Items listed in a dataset
■ ■ ■ ■ ■
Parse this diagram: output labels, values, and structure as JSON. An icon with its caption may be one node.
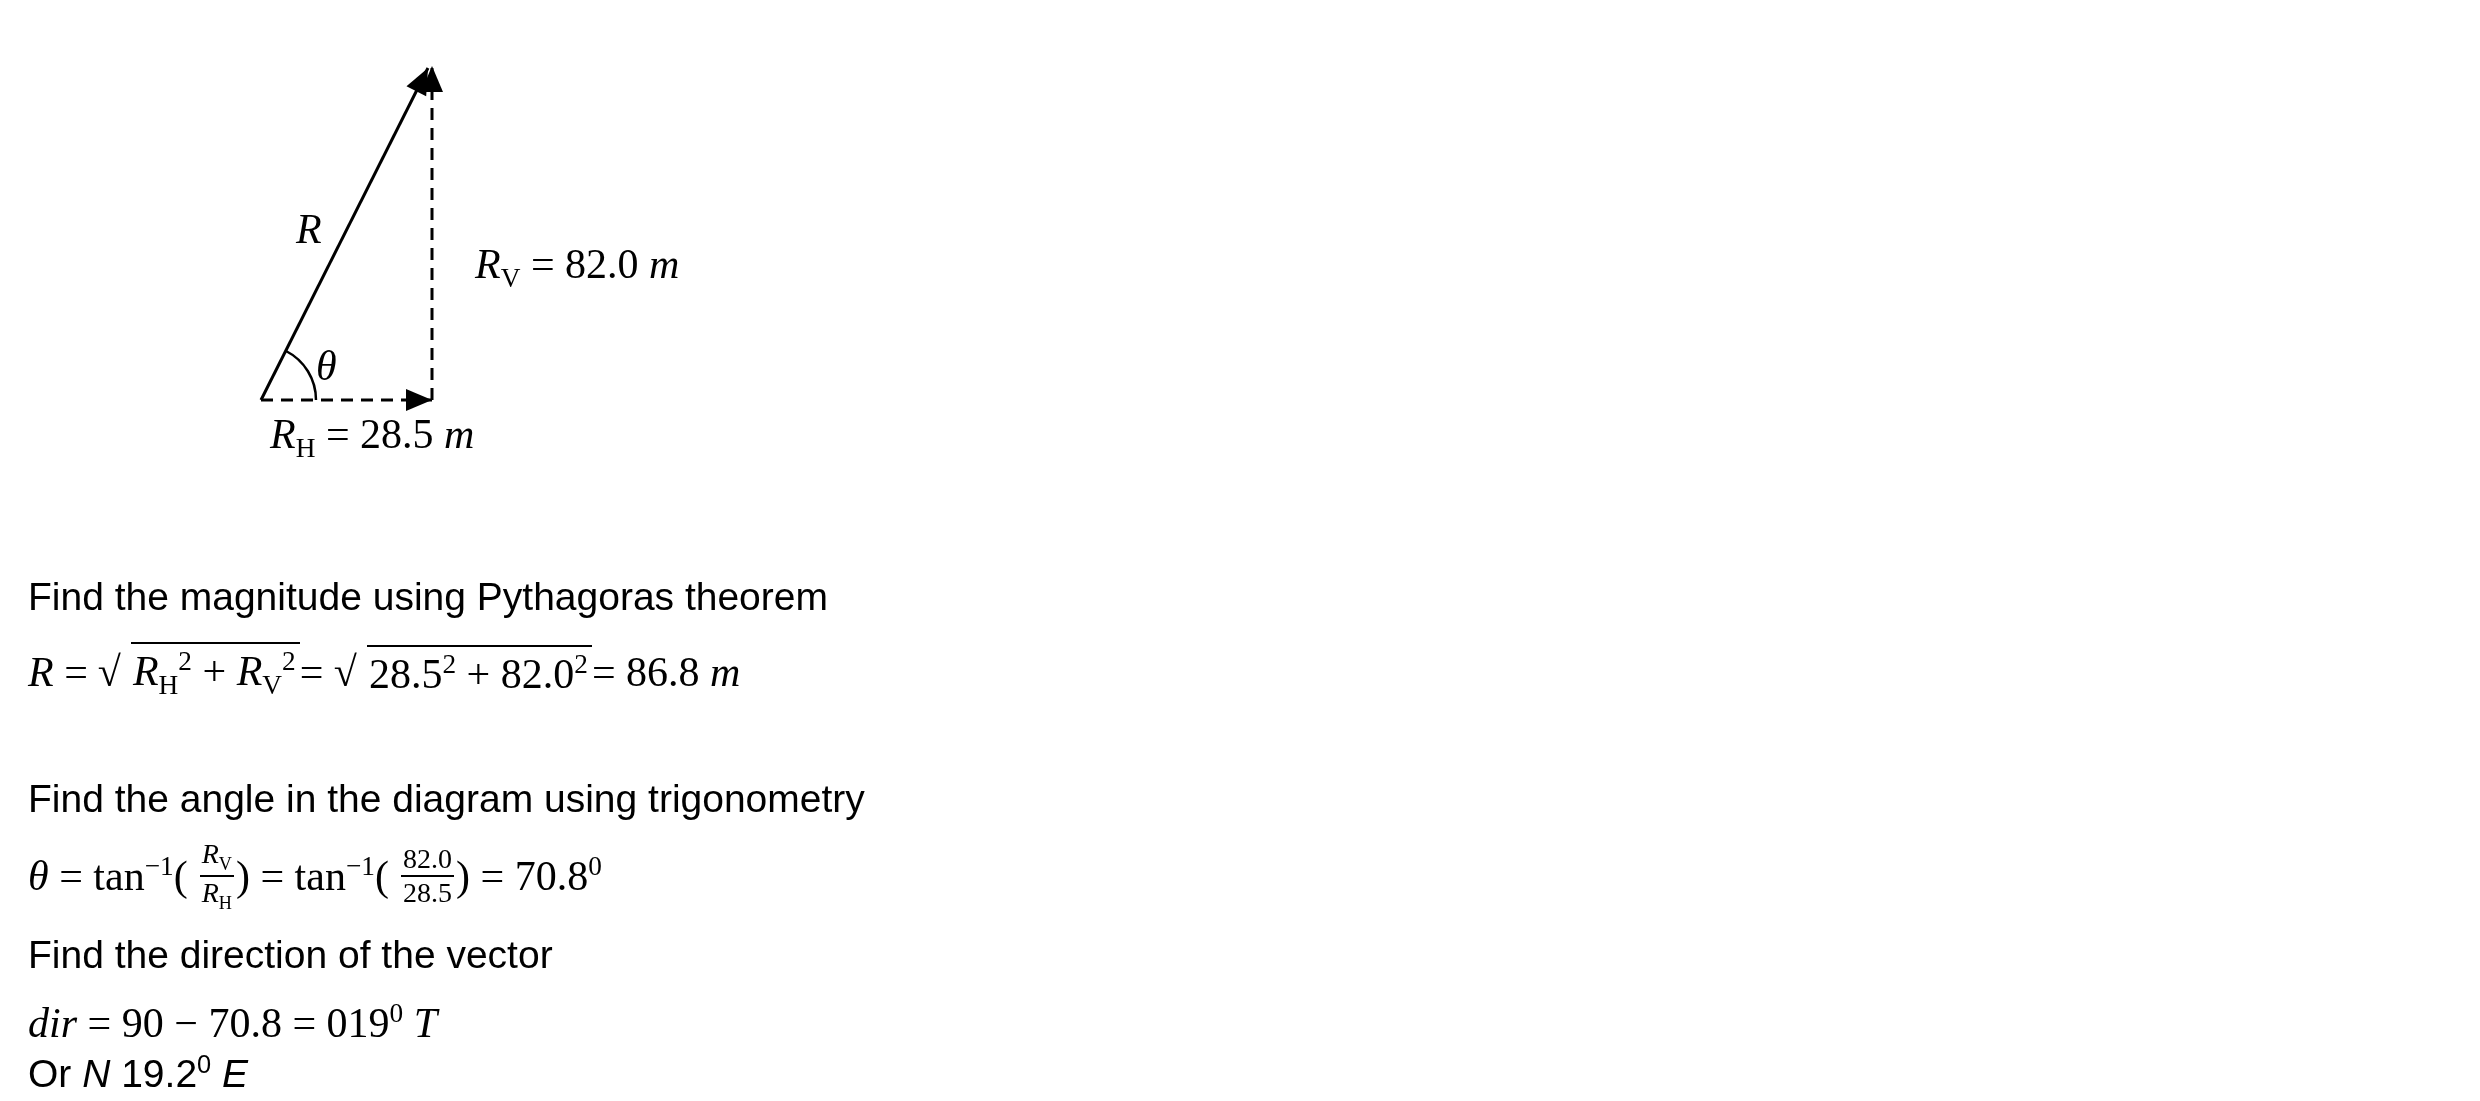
{
  "diagram": {
    "labels": [
      "R",
      "θ",
      "*R*$_{V}$ = 82.0 *m*",
      "*R*$_{H}$ = 28.5 *m*",
      "Find the magnitude using Pythagoras theorem",
      "*R* =",
      "√",
      "*R*$_{H}$$^{2}$ + *R*$_{V}$$^{2}$",
      "= √",
      "28.5$^{2}$ + 82.0$^{2}$",
      "= 86.8 *m*",
      "Find the angle in the diagram using trigonometry",
      "*θ* = tan$^{−1}$(",
      "*R*$_{V}$",
      "*R*$_{H}$",
      ") = tan$^{−1}$(",
      "82.0",
      "28.5",
      ") = 70.8$^{0}$",
      "Find the direction of the vector",
      "*dir* = 90 − 70.8 = 019$^{0}$ *T*",
      "Or *N* 19.2$^{0}$ *E*"
    ]
  }
}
■ ■ ■ ■ ■
AIM OF THE TASK: From the data above, show each line that contains "diagram".

OUTPUT BELOW:
Parse this diagram: output labels, values, and structure as JSON. An icon with its caption may be one node.
  "diagram": {
      "Find the angle in the diagram using trigonometry",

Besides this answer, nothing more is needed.